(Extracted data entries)
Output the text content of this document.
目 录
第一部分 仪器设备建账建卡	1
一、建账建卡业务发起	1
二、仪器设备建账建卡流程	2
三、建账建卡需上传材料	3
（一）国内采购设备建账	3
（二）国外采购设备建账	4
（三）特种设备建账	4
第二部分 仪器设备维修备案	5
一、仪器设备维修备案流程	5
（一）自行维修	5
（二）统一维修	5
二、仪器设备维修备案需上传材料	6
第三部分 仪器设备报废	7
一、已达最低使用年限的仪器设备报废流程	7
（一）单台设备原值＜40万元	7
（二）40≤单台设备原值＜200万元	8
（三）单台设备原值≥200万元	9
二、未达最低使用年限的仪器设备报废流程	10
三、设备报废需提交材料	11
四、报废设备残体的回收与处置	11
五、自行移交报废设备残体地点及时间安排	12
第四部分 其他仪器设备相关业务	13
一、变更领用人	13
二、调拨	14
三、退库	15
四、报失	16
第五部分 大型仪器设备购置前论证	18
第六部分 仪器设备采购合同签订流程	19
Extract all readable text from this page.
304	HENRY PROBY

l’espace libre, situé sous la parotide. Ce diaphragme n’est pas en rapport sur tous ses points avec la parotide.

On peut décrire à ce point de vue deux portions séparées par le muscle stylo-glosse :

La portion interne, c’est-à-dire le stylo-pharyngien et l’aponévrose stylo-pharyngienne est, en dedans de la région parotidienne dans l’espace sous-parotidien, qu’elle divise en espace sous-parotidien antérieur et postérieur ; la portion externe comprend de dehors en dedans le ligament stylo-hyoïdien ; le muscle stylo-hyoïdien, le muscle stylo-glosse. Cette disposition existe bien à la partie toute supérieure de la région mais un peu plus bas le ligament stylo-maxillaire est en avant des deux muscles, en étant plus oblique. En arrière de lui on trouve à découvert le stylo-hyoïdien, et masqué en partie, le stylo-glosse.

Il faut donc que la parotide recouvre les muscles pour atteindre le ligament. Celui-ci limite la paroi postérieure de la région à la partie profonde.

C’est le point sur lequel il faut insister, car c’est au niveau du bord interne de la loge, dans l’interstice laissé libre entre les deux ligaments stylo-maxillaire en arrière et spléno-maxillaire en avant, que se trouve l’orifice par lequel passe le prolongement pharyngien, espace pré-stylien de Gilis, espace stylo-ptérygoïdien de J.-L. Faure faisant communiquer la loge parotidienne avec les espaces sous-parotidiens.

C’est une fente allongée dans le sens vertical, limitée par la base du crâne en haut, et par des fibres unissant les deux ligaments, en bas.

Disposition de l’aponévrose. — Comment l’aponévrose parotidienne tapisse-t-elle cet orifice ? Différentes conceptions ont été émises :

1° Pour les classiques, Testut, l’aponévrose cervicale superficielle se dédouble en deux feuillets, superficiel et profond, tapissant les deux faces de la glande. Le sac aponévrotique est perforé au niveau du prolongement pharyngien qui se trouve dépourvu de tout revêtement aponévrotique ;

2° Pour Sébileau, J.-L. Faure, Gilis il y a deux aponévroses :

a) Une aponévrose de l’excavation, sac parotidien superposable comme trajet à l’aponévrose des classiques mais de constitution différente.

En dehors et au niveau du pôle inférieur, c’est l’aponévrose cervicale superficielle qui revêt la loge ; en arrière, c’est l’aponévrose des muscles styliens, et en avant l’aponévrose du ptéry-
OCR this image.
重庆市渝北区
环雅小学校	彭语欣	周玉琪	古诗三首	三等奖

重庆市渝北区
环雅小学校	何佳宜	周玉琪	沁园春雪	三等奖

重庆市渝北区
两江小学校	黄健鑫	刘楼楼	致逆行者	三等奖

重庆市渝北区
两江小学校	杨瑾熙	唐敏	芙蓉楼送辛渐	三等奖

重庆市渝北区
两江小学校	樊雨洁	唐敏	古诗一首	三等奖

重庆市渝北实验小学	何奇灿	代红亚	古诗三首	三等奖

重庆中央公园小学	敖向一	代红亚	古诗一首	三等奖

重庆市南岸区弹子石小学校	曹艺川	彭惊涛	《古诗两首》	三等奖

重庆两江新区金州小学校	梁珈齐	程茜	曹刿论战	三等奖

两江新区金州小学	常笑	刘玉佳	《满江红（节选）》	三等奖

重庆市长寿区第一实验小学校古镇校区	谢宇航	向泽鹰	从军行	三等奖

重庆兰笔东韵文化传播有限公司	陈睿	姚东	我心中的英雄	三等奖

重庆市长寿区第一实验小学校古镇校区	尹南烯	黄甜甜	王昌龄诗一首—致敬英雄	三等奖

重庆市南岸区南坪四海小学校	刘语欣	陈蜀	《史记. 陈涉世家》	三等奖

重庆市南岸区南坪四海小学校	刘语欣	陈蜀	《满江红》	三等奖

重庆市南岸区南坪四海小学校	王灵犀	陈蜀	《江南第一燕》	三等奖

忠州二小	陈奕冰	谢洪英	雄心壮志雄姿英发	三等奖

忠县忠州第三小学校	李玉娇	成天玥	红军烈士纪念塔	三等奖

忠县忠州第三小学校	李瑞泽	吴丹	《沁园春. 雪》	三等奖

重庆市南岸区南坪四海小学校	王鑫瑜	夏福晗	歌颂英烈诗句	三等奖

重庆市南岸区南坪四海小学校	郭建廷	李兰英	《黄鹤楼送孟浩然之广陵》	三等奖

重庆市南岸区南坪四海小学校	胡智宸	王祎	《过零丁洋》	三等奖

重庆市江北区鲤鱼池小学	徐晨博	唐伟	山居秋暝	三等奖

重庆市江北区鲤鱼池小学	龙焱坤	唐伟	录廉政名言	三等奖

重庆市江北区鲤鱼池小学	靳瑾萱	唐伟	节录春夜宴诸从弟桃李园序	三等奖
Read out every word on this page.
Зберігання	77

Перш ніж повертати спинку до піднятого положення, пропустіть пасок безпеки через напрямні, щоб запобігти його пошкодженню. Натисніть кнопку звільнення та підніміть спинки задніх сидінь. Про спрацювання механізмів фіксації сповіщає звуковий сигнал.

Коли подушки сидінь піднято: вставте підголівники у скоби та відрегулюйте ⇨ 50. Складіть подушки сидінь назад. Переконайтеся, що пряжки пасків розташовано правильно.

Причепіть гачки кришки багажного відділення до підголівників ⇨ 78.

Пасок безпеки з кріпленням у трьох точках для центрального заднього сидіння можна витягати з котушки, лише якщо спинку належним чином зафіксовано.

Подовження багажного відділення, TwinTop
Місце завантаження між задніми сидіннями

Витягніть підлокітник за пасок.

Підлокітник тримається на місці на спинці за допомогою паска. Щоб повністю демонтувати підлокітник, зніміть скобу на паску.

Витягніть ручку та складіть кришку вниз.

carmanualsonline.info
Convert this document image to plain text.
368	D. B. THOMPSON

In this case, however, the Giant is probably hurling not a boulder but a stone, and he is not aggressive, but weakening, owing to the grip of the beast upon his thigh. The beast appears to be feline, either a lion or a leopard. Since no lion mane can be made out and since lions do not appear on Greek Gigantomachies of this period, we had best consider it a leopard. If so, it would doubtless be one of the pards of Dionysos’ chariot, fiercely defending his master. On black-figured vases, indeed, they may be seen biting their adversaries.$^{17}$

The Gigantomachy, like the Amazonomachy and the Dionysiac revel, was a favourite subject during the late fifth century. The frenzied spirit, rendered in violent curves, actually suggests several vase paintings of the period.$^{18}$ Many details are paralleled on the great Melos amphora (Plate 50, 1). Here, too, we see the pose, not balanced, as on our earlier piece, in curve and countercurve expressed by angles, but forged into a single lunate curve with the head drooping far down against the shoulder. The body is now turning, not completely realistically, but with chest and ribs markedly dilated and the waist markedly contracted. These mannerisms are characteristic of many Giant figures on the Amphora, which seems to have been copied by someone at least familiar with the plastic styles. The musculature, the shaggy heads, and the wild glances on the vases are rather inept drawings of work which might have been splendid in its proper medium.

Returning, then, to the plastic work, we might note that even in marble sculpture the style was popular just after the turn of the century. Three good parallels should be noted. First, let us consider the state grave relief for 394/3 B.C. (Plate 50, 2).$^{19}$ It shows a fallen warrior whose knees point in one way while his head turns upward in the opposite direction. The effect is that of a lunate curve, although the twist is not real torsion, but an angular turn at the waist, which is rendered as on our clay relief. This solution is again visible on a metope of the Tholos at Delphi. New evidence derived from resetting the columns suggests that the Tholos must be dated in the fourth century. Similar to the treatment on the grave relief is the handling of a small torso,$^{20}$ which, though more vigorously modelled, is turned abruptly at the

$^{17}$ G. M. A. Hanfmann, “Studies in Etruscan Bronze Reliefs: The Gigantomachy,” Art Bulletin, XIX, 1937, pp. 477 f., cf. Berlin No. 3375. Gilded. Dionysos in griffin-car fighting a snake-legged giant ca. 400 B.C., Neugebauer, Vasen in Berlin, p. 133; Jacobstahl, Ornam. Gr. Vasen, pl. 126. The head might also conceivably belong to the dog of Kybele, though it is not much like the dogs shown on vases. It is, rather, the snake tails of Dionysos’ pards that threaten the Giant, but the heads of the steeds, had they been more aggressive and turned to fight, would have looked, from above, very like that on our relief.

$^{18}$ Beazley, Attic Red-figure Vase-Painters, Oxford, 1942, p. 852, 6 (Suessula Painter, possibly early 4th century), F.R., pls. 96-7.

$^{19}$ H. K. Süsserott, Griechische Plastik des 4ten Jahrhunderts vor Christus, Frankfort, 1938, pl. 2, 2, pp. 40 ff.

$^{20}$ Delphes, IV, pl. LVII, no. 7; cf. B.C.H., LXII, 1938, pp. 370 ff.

◆ Brief
Each line that has the word "loge" counts once. How many such lines are in the data? Give the number alone.

◆ Complete response
2